Restate the entire listing word for word.

Figure dataset records
****************************************
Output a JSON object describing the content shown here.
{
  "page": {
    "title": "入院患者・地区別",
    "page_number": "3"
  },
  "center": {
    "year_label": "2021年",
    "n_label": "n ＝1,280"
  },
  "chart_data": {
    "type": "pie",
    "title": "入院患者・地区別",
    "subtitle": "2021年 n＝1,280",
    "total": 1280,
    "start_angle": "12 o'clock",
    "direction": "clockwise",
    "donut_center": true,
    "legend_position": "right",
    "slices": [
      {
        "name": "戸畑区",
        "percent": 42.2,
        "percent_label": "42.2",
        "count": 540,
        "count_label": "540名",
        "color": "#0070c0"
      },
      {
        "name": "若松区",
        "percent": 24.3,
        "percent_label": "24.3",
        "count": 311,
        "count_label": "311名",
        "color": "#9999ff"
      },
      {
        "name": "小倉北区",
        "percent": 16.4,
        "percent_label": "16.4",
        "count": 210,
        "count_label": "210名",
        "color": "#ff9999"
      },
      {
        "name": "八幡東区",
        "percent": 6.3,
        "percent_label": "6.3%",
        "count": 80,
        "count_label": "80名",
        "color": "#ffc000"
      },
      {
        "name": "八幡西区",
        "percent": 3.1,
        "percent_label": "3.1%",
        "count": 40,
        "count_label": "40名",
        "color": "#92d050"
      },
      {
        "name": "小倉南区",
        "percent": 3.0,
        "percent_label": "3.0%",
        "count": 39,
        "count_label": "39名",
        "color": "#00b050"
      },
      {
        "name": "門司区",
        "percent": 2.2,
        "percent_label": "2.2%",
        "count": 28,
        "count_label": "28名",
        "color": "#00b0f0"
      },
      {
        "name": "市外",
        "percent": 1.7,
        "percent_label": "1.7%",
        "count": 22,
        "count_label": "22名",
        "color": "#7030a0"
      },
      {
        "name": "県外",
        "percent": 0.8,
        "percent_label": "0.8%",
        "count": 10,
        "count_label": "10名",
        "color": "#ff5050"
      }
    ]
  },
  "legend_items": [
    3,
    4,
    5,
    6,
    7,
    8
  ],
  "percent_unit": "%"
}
****************************************
** THE RESULT **
Output a JSON object describing the content shown here.
{
  "page": {
    "title": "入院患者・地区別",
    "page_number": "3"
  },
  "center": {
    "year_label": "2021年",
    "n_label": "n ＝1,280"
  },
  "chart_data": {
    "type": "pie",
    "title": "入院患者・地区別",
    "subtitle": "2021年 n＝1,280",
    "total": 1280,
    "start_angle": "12 o'clock",
    "direction": "clockwise",
    "donut_center": true,
    "legend_position": "right",
    "slices": [
      {
        "name": "戸畑区",
        "percent": 42.2,
        "percent_label": "42.2",
        "count": 540,
        "count_label": "540名",
        "color": "#0070c0"
      },
      {
        "name": "若松区",
        "percent": 24.3,
        "percent_label": "24.3",
        "count": 311,
        "count_label": "311名",
        "color": "#9999ff"
      },
      {
        "name": "小倉北区",
        "percent": 16.4,
        "percent_label": "16.4",
        "count": 210,
        "count_label": "210名",
        "color": "#ff9999"
      },
      {
        "name": "八幡東区",
        "percent": 6.3,
        "percent_label": "6.3%",
        "count": 80,
        "count_label": "80名",
        "color": "#ffc000"
      },
      {
        "name": "八幡西区",
        "percent": 3.1,
        "percent_label": "3.1%",
        "count": 40,
        "count_label": "40名",
        "color": "#92d050"
      },
      {
        "name": "小倉南区",
        "percent": 3.0,
        "percent_label": "3.0%",
        "count": 39,
        "count_label": "39名",
        "color": "#00b050"
      },
      {
        "name": "門司区",
        "percent": 2.2,
        "percent_label": "2.2%",
        "count": 28,
        "count_label": "28名",
        "color": "#00b0f0"
      },
      {
        "name": "市外",
        "percent": 1.7,
        "percent_label": "1.7%",
        "count": 22,
        "count_label": "22名",
        "color": "#7030a0"
      },
      {
        "name": "県外",
        "percent": 0.8,
        "percent_label": "0.8%",
        "count": 10,
        "count_label": "10名",
        "color": "#ff5050"
      }
    ]
  },
  "legend_items": [
    3,
    4,
    5,
    6,
    7,
    8
  ],
  "percent_unit": "%"
}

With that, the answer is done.